[begin THE RECORDS]

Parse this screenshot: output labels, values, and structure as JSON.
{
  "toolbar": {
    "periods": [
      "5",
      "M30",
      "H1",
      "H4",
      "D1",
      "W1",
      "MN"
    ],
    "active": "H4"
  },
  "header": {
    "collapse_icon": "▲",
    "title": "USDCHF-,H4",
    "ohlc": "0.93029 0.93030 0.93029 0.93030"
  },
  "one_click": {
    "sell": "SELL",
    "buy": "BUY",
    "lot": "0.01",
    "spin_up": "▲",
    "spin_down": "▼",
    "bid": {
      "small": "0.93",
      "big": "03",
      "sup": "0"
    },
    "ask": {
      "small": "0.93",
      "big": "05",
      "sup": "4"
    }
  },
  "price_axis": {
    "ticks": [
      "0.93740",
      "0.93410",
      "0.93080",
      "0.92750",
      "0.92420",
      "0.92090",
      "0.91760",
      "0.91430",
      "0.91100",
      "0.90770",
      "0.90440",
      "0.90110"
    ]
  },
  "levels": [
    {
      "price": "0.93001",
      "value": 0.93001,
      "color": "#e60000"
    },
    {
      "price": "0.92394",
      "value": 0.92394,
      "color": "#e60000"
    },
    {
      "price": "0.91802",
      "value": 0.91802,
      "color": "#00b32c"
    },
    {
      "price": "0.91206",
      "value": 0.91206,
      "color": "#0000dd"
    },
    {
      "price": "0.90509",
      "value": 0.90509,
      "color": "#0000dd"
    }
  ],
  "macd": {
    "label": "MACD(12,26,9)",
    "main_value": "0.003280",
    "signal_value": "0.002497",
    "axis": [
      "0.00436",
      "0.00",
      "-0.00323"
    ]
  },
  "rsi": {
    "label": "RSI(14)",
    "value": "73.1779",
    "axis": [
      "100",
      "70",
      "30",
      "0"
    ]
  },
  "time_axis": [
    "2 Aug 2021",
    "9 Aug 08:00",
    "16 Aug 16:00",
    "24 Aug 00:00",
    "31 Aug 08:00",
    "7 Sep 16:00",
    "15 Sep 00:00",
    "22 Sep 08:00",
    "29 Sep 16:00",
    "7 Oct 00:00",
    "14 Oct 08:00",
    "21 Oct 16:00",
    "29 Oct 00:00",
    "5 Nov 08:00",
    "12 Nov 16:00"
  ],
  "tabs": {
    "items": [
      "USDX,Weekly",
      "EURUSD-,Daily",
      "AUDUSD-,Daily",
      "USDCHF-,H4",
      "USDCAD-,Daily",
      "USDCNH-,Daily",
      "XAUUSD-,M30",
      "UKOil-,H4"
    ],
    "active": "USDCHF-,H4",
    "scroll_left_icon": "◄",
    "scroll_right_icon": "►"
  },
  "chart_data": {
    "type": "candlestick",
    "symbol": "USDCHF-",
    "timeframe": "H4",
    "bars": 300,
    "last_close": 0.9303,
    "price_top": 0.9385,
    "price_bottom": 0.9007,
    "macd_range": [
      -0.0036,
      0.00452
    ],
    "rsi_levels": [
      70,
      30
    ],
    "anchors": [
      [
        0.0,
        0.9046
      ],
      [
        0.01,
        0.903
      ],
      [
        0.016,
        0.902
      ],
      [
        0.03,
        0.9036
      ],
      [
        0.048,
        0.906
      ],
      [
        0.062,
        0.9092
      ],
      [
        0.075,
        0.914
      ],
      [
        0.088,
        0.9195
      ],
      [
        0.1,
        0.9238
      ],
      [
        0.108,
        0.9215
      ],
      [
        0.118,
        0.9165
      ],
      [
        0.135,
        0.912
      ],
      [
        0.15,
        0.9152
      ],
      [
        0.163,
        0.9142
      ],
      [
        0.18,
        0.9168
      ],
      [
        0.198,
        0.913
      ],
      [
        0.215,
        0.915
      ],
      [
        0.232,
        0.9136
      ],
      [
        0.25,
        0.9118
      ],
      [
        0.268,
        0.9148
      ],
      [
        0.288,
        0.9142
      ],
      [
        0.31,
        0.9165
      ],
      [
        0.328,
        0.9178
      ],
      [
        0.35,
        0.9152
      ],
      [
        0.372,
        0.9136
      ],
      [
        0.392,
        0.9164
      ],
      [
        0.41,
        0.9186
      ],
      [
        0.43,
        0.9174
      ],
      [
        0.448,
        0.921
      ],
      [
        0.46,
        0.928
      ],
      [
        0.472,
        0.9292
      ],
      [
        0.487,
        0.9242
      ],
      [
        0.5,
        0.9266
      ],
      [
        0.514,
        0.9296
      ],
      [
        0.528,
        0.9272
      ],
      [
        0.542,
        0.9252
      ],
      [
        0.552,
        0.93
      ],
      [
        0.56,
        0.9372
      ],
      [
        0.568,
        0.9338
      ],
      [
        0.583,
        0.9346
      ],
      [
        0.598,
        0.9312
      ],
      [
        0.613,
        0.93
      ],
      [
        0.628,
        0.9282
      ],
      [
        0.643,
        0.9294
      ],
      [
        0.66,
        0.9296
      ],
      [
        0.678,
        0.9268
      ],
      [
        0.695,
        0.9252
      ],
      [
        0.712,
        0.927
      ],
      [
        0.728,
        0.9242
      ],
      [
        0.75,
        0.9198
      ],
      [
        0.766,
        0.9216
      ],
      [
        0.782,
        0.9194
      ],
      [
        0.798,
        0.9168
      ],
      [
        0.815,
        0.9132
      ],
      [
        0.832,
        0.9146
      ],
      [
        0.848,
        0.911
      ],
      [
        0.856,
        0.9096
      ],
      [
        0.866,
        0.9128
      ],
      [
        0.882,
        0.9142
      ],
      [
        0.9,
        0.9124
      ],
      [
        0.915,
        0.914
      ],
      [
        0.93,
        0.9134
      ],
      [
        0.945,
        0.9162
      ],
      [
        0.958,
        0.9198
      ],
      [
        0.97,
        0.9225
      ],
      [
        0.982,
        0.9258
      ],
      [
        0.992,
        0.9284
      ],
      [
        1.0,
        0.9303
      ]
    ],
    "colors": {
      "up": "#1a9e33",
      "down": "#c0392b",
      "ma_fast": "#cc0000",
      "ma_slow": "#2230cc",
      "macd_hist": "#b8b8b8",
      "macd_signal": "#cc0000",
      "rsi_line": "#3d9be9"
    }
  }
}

[end THE RECORDS]

WHAT YOU NEED TO DO: How many lines in these records hold the string "Daily"? Reply with the number alone.

RESULT: 4